[A run of records]

>>>>>

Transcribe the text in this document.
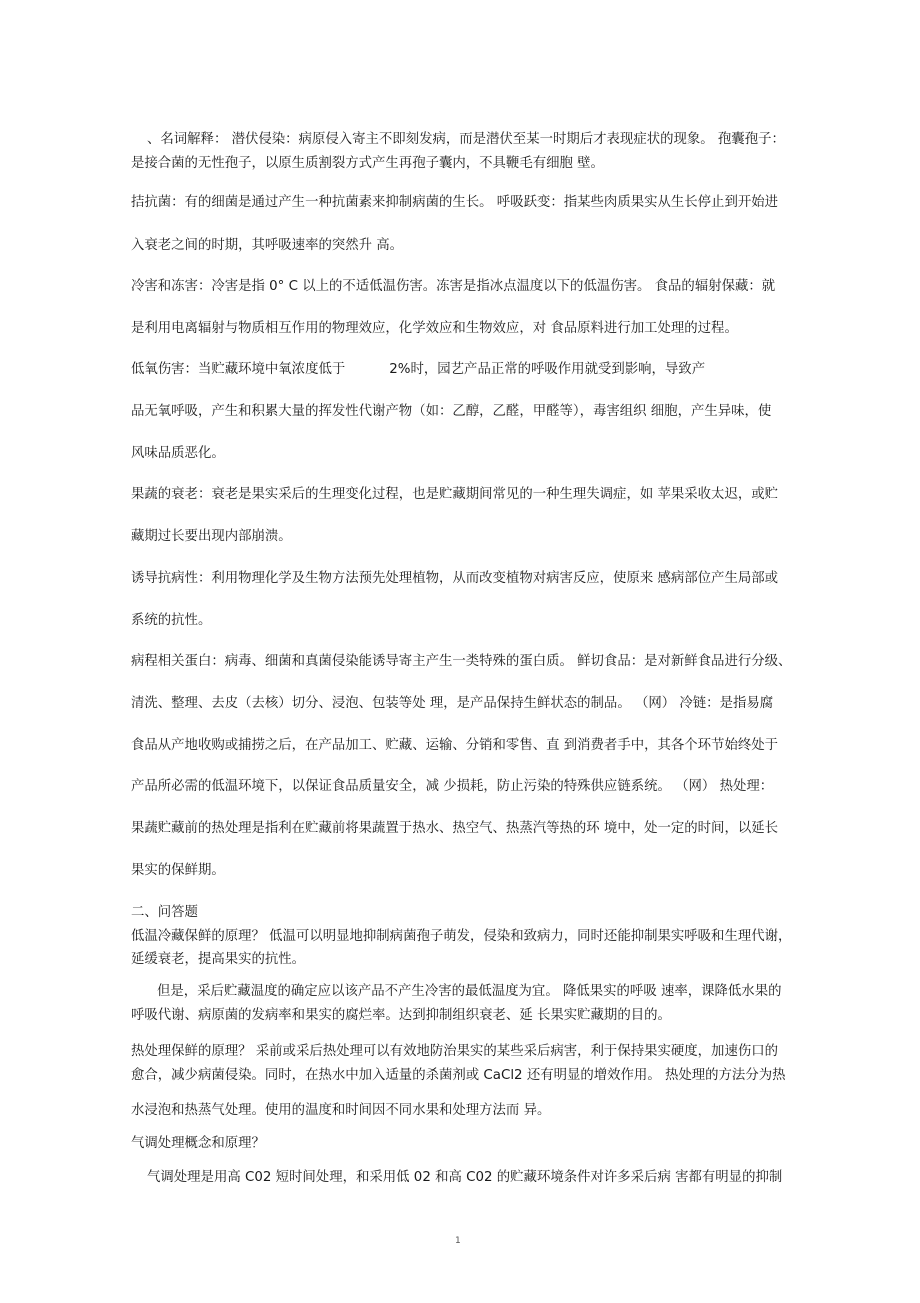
、名词解释： 潜伏侵染：病原侵入寄主不即刻发病，而是潜伏至某一时期后才表现症状的现象。 孢囊孢子：
是接合菌的无性孢子，以原生质割裂方式产生再孢子囊内，不具鞭毛有细胞 壁。
拮抗菌：有的细菌是通过产生一种抗菌素来抑制病菌的生长。 呼吸跃变：指某些肉质果实从生长停止到开始进
入衰老之间的时期，其呼吸速率的突然升 高。
冷害和冻害：冷害是指 0° C 以上的不适低温伤害。冻害是指冰点温度以下的低温伤害。 食品的辐射保藏：就
是利用电离辐射与物质相互作用的物理效应，化学效应和生物效应，对 食品原料进行加工处理的过程。
低氧伤害：当贮藏环境中氧浓度低于	2%时，园艺产品正常的呼吸作用就受到影响，导致产
品无氧呼吸，产生和积累大量的挥发性代谢产物（如：乙醇，乙醛，甲醛等），毒害组织 细胞，产生异味，使
风味品质恶化。
果蔬的衰老：衰老是果实采后的生理变化过程，也是贮藏期间常见的一种生理失调症，如 苹果采收太迟，或贮
藏期过长要出现内部崩溃。
诱导抗病性：利用物理化学及生物方法预先处理植物，从而改变植物对病害反应，使原来 感病部位产生局部或
系统的抗性。
病程相关蛋白：病毒、细菌和真菌侵染能诱导寄主产生一类特殊的蛋白质。 鲜切食品：是对新鲜食品进行分级、
清洗、整理、去皮（去核）切分、浸泡、包装等处 理，是产品保持生鲜状态的制品。 （网） 冷链：是指易腐
食品从产地收购或捕捞之后，在产品加工、贮藏、运输、分销和零售、直 到消费者手中，其各个环节始终处于
产品所必需的低温环境下，以保证食品质量安全，减 少损耗，防止污染的特殊供应链系统。 （网） 热处理：
果蔬贮藏前的热处理是指利在贮藏前将果蔬置于热水、热空气、热蒸汽等热的环 境中，处一定的时间，以延长
果实的保鲜期。
二、问答题
低温冷藏保鲜的原理？ 低温可以明显地抑制病菌孢子萌发，侵染和致病力，同时还能抑制果实呼吸和生理代谢，
延缓衰老，提高果实的抗性。
但是，采后贮藏温度的确定应以该产品不产生冷害的最低温度为宜。 降低果实的呼吸 速率，课降低水果的
呼吸代谢、病原菌的发病率和果实的腐烂率。达到抑制组织衰老、延 长果实贮藏期的目的。
热处理保鲜的原理？ 采前或采后热处理可以有效地防治果实的某些采后病害，利于保持果实硬度，加速伤口的
愈合，减少病菌侵染。同时，在热水中加入适量的杀菌剂或 CaCl2 还有明显的增效作用。 热处理的方法分为热
水浸泡和热蒸气处理。使用的温度和时间因不同水果和处理方法而 异。
气调处理概念和原理？
气调处理是用高 C02 短时间处理，和采用低 02 和高 C02 的贮藏环境条件对许多采后病 害都有明显的抑制
1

<<<<<

→ Do this
Write the full listing out again with every line unchanged, but include no pictures.

→ Solution to this exercise
Transcribe the text in this document.
、名词解释： 潜伏侵染：病原侵入寄主不即刻发病，而是潜伏至某一时期后才表现症状的现象。 孢囊孢子：
是接合菌的无性孢子，以原生质割裂方式产生再孢子囊内，不具鞭毛有细胞 壁。
拮抗菌：有的细菌是通过产生一种抗菌素来抑制病菌的生长。 呼吸跃变：指某些肉质果实从生长停止到开始进
入衰老之间的时期，其呼吸速率的突然升 高。
冷害和冻害：冷害是指 0° C 以上的不适低温伤害。冻害是指冰点温度以下的低温伤害。 食品的辐射保藏：就
是利用电离辐射与物质相互作用的物理效应，化学效应和生物效应，对 食品原料进行加工处理的过程。
低氧伤害：当贮藏环境中氧浓度低于	2%时，园艺产品正常的呼吸作用就受到影响，导致产
品无氧呼吸，产生和积累大量的挥发性代谢产物（如：乙醇，乙醛，甲醛等），毒害组织 细胞，产生异味，使
风味品质恶化。
果蔬的衰老：衰老是果实采后的生理变化过程，也是贮藏期间常见的一种生理失调症，如 苹果采收太迟，或贮
藏期过长要出现内部崩溃。
诱导抗病性：利用物理化学及生物方法预先处理植物，从而改变植物对病害反应，使原来 感病部位产生局部或
系统的抗性。
病程相关蛋白：病毒、细菌和真菌侵染能诱导寄主产生一类特殊的蛋白质。 鲜切食品：是对新鲜食品进行分级、
清洗、整理、去皮（去核）切分、浸泡、包装等处 理，是产品保持生鲜状态的制品。 （网） 冷链：是指易腐
食品从产地收购或捕捞之后，在产品加工、贮藏、运输、分销和零售、直 到消费者手中，其各个环节始终处于
产品所必需的低温环境下，以保证食品质量安全，减 少损耗，防止污染的特殊供应链系统。 （网） 热处理：
果蔬贮藏前的热处理是指利在贮藏前将果蔬置于热水、热空气、热蒸汽等热的环 境中，处一定的时间，以延长
果实的保鲜期。
二、问答题
低温冷藏保鲜的原理？ 低温可以明显地抑制病菌孢子萌发，侵染和致病力，同时还能抑制果实呼吸和生理代谢，
延缓衰老，提高果实的抗性。
但是，采后贮藏温度的确定应以该产品不产生冷害的最低温度为宜。 降低果实的呼吸 速率，课降低水果的
呼吸代谢、病原菌的发病率和果实的腐烂率。达到抑制组织衰老、延 长果实贮藏期的目的。
热处理保鲜的原理？ 采前或采后热处理可以有效地防治果实的某些采后病害，利于保持果实硬度，加速伤口的
愈合，减少病菌侵染。同时，在热水中加入适量的杀菌剂或 CaCl2 还有明显的增效作用。 热处理的方法分为热
水浸泡和热蒸气处理。使用的温度和时间因不同水果和处理方法而 异。
气调处理概念和原理？
气调处理是用高 C02 短时间处理，和采用低 02 和高 C02 的贮藏环境条件对许多采后病 害都有明显的抑制
1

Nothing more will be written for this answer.